課題の指示:
本文を読み、次の問いに答えよ。
1. 肝臓が弱った状態では、ビタミンの貯蔵能力はどの程度になるとされているか。
2. 肝臓が疲れる主な原因として挙げられているものは何か。
3. 摂取目標の表で、女性のビタミンAの推奨量はいくらか。

肝臓が疲れるとビタミン不足になる | 肝臓とビタミンの関係

長期的な飲酒やその他の原因で肝臓が疲れてしまうとビタミン貯蔵能力が損なわれることが知られています。

もともと1日に必要なビタミンというのはそこまで多くありません。

ですが、肝臓が弱った状態ではビタミンの貯蔵能力が1/2~1/3になってしまいます。
もともとビタミン類は食材にも微量しか含まれていません。外食が多い人などは慢性的にビタミン不足となり、肝臓の疲れを悪化させてしまい体の疲れなどの原因となります。

肝臓が疲れる原因としては、主に飲酒・激しい運動・肝炎などがあります。

肝臓に貯蔵・必要とされるビタミンの一覧

肝臓は多くの働きを担当しているので、体に必要とされるビタミン全般を肝臓も必要とします。
なかでも特に、ビタミンA/ビタミンC/ビタミンE/ビタミンB1/ビタミンB12は肝臓の働きとも深い関わりがあるため、積極的に摂ったほうが良いビタミンです。

これらのビタミンを多く含む食材

ビタミンA レバー(豚・牛・鳥)、あん肝、うなぎ、緑茶、パセリ、シソ、モロヘイヤ
ビタミンC アセロラ、パセリ、グァバ、赤ピーマン、キウイ、生姜、緑茶
ビタミンE アーモンド、ゴマ、うなぎ、からすみ
ビタミンB1 豚肉、ゴマ、玄米、ピーナッツ、昆布
ビタミンB12 しじみ、イワシ、海苔、牡蠣、レバー、卵、チーズ

各種ビタミンの摂取目標

男性 女性
推奨量 耐用上限 推奨量 耐用上限
ビタミンA 900μg 2700μg 700μg 2700μg
ビタミンD 5.5μg 100μg 5.5μg 100μg
ビタミンE 6.5mg 900mg 6.0mg 700mg
ビタミンK 150μg 150μg
ビタミンB1 1.4mg 1.1mg
ビタミンB2 1.6mg 1.2mg
ビタミンB6 1.4mg 60mg 1.2mg 45mg
ビタミンB12 2.4μg 2.4μg
※日本人の食事摂取基準(2015年版)から抜粋したデータです。

元の資料:

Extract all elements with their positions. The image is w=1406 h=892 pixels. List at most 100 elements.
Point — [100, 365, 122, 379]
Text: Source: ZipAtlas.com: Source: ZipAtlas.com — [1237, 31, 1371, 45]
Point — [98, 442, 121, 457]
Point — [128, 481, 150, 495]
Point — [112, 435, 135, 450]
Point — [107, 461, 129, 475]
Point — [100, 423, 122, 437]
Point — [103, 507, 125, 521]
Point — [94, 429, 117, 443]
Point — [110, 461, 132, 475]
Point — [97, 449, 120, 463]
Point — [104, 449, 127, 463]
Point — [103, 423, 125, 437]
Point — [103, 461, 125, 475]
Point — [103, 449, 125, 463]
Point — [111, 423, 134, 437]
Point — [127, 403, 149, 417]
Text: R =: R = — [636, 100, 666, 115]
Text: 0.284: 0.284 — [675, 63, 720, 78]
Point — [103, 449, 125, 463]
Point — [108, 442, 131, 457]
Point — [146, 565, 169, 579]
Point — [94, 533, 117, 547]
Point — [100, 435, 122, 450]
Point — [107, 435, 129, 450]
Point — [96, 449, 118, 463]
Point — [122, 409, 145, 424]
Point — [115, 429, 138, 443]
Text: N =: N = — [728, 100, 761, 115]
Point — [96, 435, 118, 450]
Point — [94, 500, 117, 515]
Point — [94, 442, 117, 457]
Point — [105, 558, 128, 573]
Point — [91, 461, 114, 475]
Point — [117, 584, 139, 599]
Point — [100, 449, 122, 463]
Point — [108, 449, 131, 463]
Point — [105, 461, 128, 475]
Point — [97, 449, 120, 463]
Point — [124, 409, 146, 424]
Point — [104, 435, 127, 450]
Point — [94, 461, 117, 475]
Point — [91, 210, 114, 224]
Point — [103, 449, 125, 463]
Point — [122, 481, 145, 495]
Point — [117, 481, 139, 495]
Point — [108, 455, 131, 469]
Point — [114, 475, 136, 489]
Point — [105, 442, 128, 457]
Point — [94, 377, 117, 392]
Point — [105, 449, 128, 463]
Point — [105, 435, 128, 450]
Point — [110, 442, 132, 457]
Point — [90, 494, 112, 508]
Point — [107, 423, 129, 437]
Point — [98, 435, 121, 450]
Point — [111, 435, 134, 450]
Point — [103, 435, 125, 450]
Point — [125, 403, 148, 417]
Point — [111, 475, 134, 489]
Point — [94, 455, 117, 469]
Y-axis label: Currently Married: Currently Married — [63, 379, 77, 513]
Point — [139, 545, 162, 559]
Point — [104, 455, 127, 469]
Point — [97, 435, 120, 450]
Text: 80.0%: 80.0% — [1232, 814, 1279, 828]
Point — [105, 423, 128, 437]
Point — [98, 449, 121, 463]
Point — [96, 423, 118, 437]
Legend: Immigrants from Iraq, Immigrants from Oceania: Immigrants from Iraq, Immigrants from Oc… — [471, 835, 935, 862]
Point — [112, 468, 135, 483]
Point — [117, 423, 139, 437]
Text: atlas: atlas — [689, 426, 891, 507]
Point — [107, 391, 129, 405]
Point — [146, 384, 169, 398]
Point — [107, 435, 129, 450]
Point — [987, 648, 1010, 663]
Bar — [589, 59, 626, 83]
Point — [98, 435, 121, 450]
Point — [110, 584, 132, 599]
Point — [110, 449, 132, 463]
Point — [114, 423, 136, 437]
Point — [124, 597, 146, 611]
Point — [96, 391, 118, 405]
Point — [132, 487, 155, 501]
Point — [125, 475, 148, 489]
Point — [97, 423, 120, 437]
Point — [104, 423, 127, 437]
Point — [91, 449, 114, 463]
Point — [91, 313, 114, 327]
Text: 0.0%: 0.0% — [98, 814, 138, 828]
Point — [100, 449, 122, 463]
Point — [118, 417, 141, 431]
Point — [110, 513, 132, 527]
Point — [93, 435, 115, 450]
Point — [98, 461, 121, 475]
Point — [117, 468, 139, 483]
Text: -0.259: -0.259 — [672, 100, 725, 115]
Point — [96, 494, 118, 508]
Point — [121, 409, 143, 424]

解答:
1. 1/2~1/3になる。
2. 飲酒・激しい運動・肝炎。
3. 700μg。